Start DATA TO PROCESS

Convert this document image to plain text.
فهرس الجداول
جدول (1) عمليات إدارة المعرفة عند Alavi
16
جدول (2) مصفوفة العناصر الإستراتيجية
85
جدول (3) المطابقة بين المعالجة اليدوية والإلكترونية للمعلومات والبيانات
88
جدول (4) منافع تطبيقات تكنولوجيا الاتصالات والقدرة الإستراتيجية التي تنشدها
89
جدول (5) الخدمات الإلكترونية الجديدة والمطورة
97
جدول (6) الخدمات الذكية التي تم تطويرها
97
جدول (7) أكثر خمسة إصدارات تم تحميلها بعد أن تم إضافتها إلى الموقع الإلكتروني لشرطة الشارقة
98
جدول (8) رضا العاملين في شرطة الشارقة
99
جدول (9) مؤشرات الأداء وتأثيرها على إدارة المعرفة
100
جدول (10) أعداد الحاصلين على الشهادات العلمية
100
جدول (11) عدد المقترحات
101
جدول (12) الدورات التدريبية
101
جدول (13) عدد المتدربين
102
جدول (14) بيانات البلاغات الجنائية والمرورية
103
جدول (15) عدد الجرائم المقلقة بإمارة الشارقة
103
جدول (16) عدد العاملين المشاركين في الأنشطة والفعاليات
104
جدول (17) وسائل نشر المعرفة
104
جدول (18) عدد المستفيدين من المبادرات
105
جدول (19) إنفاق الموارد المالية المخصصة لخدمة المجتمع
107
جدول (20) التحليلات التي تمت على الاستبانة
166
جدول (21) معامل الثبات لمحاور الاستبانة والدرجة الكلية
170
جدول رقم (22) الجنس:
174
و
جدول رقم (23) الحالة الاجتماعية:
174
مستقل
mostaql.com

End DATA TO PROCESS

**WORK TO BE COMPLETED:** Restate every line of the data word for word.

**OUTPUT FOR THIS TASK:**
Convert this document image to plain text.
فهرس الجداول
جدول (1) عمليات إدارة المعرفة عند Alavi
16
جدول (2) مصفوفة العناصر الإستراتيجية
85
جدول (3) المطابقة بين المعالجة اليدوية والإلكترونية للمعلومات والبيانات
88
جدول (4) منافع تطبيقات تكنولوجيا الاتصالات والقدرة الإستراتيجية التي تنشدها
89
جدول (5) الخدمات الإلكترونية الجديدة والمطورة
97
جدول (6) الخدمات الذكية التي تم تطويرها
97
جدول (7) أكثر خمسة إصدارات تم تحميلها بعد أن تم إضافتها إلى الموقع الإلكتروني لشرطة الشارقة
98
جدول (8) رضا العاملين في شرطة الشارقة
99
جدول (9) مؤشرات الأداء وتأثيرها على إدارة المعرفة
100
جدول (10) أعداد الحاصلين على الشهادات العلمية
100
جدول (11) عدد المقترحات
101
جدول (12) الدورات التدريبية
101
جدول (13) عدد المتدربين
102
جدول (14) بيانات البلاغات الجنائية والمرورية
103
جدول (15) عدد الجرائم المقلقة بإمارة الشارقة
103
جدول (16) عدد العاملين المشاركين في الأنشطة والفعاليات
104
جدول (17) وسائل نشر المعرفة
104
جدول (18) عدد المستفيدين من المبادرات
105
جدول (19) إنفاق الموارد المالية المخصصة لخدمة المجتمع
107
جدول (20) التحليلات التي تمت على الاستبانة
166
جدول (21) معامل الثبات لمحاور الاستبانة والدرجة الكلية
170
جدول رقم (22) الجنس:
174
و
جدول رقم (23) الحالة الاجتماعية:
174
مستقل
mostaql.com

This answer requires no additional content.